▶ To be done
Look for "preview" in each line of the entries, and return the matching lines.

▶ Excerpted records
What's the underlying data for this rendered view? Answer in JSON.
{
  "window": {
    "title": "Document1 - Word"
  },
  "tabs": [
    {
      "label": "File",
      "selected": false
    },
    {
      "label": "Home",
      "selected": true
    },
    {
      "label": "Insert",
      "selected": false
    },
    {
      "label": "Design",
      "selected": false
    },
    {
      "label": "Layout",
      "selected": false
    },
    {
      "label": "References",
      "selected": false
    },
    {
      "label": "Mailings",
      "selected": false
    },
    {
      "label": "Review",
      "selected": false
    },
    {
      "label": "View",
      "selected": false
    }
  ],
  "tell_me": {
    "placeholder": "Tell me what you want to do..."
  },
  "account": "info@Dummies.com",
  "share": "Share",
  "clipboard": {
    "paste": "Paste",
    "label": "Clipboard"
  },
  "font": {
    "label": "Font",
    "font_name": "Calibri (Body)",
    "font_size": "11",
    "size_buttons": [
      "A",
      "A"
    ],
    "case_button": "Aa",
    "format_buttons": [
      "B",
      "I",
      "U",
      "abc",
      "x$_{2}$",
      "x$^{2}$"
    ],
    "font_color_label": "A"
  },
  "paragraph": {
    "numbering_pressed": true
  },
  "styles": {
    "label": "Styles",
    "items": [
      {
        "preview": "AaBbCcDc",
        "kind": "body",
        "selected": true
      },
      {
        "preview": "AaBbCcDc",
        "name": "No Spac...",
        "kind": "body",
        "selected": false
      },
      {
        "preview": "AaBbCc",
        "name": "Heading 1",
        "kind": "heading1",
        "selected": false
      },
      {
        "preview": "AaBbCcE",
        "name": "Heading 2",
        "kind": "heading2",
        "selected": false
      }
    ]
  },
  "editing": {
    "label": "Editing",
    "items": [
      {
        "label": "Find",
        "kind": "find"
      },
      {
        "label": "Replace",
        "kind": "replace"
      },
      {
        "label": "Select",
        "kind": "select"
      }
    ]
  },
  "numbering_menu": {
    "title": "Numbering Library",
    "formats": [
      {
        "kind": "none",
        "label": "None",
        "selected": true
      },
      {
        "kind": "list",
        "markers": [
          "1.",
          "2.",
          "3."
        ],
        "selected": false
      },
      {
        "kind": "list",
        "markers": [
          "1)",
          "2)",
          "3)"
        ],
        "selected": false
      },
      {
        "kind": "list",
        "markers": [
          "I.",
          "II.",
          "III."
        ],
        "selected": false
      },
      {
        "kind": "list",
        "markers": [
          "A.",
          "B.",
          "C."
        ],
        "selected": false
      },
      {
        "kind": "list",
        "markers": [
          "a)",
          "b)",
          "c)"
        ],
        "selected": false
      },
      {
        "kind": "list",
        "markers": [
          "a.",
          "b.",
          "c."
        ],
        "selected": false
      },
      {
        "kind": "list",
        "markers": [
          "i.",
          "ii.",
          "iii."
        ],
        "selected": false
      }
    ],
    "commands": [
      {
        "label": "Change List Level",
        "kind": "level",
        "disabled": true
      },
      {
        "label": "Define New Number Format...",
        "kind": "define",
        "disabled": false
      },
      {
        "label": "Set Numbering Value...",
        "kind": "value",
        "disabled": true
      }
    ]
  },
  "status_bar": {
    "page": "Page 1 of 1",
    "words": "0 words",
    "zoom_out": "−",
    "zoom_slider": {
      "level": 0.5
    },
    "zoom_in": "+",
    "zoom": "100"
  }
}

▶ Exercise result
        "preview": "AaBbCcDc",
        "preview": "AaBbCcDc",
        "preview": "AaBbCc",
        "preview": "AaBbCcE",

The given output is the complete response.